## Brano fornito
La Repubblica del 16.06.2020

Sveva, con ricostruzione 3d ritrova l’udito. La mamma: “Il Santobono un’eccellenza”

NAPOLI. Adesso Sveva, che tra meno di un mese compirà cinque anni, ci sente bene, proprio come i suoi coetanei, da entrambe le orecchie. Potrà andare a scuola, socializzare e giocare, restando al passo con i compagni. La piccola è stata sottoposta all’intervento eseguito al Santobono dall’Unità operativa di Chirurgia protesica della sordità infantile, centro di riferimento regionali. Entusiasta Maby, la mamma: «Sveva aveva avuto solo un ritardo nel linguaggio, ma noi abbiamo avuto fiducia nel Santobono. Appena nata l’abbiamo portata lì perché sapevamo che c’era un centro di eccellenza in questo campo e che in tanti si rivolgono a questo da fuori regione, come noi che siamo venuti dalle Marche».
Dopo l’orecchio bionico impiantato a tanti bimbi con gravissimi deficit uditivi, ancora un traguardo per il Santobono. Stavolta, sempre grazie alla tenacia e alla professionalità del primario di Chirurgia protesica della sordità infantile Antonio Della Volpe, è stato effettuato un intervento rivoluzionario. Di sicuro il primo in Italia, secondo alcuni uno dei pochi al mondo: un modello anatomico ricostruito in 3d per inserire una protesi nella sede anatomica in cui normalmente si trova l’orecchio e l’apparato che consente di udire. Alla realizzazione della procedura, un mix tra chirurgia e biotecnologie avanzate, hanno lavorato in molti. Destinataria del protocollo innovativo è dunque Sveva che, nata a Benevento, vive ad Ancona con i genitori, un fratellino e una sorellina di sei e di un anno. Lei è venuta al mondo con una rara malformazione: l’atresia auris, che significa non solo la mancanza parziale del padiglione auricolare, ma anche l’assenza del condotto uditivo esterno. «Un’anomalia anatomica come questa rende più complesso l’intervento – esordisce Della Volpe – normalmente ci sono step che guidano la mano dell’operatore per inserire una protesi acustica: sono i cosiddetti “punti di rèpere” chirurgici, cioè punti di riferimento precisi che consentono di programmare dove e come inserire una protesi nella giusta sede e in corretto rapporto con le strutture contigue». Nel caso della piccola Sveva, mancando una parte di osso (temporale), è stata progettato a tavolino un modello anatomico in plastica, realizzata su misura. Ancora Della Volpe: «Lavorare di fresa su una sezione ossea, è come incidere e scolpire un pezzo di marmo. Ma se mancano punti di riferimento si procede alla cieca e si rischia di ledere la meninge (a livello della fossa cranica media), il nervo facciale o il seno laterale (grosso vaso venoso deputato al deflusso di sangue dal cervello, ndr)

Dati archiviati

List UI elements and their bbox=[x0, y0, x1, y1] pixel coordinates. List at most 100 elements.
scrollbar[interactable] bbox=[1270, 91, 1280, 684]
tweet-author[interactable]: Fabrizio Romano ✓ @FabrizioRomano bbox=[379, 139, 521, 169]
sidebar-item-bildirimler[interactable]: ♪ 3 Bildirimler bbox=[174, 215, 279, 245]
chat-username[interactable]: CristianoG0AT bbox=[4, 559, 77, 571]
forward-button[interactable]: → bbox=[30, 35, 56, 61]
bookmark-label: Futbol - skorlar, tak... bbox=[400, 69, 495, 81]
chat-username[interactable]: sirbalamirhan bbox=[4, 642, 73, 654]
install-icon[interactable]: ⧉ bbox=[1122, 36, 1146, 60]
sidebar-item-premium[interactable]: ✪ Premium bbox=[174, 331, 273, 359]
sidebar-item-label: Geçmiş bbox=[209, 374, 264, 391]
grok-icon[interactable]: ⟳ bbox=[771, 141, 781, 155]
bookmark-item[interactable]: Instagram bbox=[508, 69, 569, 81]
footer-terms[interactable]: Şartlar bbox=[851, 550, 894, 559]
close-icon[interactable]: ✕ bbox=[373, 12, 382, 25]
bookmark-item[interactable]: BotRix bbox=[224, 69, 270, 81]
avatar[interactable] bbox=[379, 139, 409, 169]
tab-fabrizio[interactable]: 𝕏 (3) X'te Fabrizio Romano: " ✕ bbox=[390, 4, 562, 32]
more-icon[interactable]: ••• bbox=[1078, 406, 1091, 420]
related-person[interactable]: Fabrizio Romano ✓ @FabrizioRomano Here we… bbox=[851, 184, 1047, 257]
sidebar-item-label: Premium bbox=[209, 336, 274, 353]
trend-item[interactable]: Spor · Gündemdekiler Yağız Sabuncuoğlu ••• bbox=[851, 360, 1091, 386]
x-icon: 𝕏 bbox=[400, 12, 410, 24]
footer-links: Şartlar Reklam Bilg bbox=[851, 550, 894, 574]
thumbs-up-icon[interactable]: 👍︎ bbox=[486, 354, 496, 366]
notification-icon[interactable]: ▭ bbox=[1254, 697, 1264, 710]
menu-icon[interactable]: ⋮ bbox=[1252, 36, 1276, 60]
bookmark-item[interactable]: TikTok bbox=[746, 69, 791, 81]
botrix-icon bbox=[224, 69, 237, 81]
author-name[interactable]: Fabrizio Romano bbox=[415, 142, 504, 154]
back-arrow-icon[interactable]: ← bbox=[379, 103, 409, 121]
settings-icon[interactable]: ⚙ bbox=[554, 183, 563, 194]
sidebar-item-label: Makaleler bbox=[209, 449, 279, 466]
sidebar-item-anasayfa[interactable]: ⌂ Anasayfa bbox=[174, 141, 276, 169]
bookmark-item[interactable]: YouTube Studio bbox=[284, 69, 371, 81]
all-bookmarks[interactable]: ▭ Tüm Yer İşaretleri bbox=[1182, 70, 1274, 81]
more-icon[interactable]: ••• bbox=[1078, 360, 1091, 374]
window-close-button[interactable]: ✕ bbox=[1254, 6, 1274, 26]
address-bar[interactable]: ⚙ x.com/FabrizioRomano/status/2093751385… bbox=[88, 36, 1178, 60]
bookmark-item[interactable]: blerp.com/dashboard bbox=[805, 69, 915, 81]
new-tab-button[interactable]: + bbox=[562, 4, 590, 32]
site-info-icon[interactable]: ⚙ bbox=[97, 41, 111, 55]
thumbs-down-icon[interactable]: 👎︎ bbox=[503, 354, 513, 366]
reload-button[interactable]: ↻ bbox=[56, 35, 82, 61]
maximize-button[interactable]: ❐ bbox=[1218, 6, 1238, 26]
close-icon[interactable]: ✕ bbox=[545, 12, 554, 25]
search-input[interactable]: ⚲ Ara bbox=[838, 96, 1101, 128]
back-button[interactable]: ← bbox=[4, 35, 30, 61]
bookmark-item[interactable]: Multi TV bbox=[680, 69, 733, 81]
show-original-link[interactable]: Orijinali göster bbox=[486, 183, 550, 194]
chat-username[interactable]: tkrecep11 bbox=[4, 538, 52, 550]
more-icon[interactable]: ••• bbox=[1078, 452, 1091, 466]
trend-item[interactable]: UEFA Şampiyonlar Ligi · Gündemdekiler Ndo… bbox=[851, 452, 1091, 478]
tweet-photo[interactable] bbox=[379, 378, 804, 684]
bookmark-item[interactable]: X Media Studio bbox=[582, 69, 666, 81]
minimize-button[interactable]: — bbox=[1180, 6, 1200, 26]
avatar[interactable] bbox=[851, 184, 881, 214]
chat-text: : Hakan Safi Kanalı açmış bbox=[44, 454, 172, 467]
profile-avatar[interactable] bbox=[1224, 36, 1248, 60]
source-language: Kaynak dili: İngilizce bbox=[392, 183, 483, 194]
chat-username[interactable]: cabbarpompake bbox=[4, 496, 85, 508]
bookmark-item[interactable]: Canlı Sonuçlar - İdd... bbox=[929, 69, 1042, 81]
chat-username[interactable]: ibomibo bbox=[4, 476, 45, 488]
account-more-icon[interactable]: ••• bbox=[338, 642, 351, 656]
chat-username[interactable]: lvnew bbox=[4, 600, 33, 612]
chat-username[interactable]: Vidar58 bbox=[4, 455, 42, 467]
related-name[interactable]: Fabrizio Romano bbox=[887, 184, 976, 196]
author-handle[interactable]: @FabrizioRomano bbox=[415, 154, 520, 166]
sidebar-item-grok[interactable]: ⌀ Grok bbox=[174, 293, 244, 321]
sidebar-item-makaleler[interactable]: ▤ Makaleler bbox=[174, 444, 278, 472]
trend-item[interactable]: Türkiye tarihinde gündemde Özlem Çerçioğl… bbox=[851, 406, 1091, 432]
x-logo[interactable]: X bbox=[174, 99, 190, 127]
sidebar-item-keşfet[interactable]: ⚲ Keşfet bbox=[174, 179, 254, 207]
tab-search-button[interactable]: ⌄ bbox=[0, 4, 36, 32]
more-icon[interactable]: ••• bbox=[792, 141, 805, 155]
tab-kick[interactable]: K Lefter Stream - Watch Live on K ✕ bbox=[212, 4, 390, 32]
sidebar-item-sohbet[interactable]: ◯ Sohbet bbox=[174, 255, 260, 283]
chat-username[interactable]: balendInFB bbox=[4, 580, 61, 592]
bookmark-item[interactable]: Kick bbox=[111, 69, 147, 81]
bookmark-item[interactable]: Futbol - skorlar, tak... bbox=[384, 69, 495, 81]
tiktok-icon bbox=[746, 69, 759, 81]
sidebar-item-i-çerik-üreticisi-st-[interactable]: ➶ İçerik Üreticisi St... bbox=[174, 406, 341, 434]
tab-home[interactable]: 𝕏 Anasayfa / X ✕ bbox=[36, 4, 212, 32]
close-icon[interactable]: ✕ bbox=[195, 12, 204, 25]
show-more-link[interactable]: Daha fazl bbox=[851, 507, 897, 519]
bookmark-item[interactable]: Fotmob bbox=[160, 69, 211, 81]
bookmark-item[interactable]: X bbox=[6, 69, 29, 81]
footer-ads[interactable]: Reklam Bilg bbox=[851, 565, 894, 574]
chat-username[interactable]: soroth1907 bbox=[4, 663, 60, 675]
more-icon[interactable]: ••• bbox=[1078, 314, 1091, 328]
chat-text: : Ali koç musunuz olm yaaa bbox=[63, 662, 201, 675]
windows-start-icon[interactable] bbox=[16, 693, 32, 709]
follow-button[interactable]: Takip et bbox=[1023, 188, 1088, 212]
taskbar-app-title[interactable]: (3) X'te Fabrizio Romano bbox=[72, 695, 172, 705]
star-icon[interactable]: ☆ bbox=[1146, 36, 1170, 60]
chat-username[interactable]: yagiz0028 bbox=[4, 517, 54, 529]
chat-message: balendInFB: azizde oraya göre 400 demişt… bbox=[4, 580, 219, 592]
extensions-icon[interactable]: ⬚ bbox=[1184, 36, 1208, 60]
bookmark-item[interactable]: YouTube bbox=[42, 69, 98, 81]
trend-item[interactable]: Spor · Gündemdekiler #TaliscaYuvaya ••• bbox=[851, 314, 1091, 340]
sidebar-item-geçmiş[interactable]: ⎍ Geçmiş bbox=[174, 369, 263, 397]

## Azione richiesta
Scrivi il seguito dell'articolo sull'intervento all'orecchio di Sveva al Santobono, partendo subito dopo l'ultima frase riportata.

## Risposta all'esercizio
». Nasce da questi ostacoli, il lavoro svolto con l’ingegnere Luigi Iuppariello e con il neuro-radiologo Eugenio Covelli. «Siamo partiti dall’esecuzione di una Tac multistrato ad alta risoluzione che ha permesso di acquisire – continua Della Volpe – fedelmente le sezioni anatomiche. Poi, una volta elaborate le sequenze con un software, è stato possibile convertirle in immagini 3d e, infine, attraverso il computer collegato con una stampante 3d, si è arrivati alla riproduzione del modello anatomico reale. In effetti, abbiamo realizzato diversi modelli per pianificare la strategia chirurgica. Con la fresa è stata creata la loggia per la protesi ad ancoraggio osseo: la si inserisce nell’osso, dove viene fissata con viti autofilettanti. Poi, una volta suturata la cute, viene attivata la funzionalità della protesi. L’attivazione si realizza mediante una parte esterna che, attraverso una connessione magnetica, riceve il suono e lo trasforma in impulso inviato dalla sezione di protesi impiantata sotto la pelle». Il successo della procedura eviterà problemi di apprendimento e nello sviluppo cognitivo, precisa lo specialista.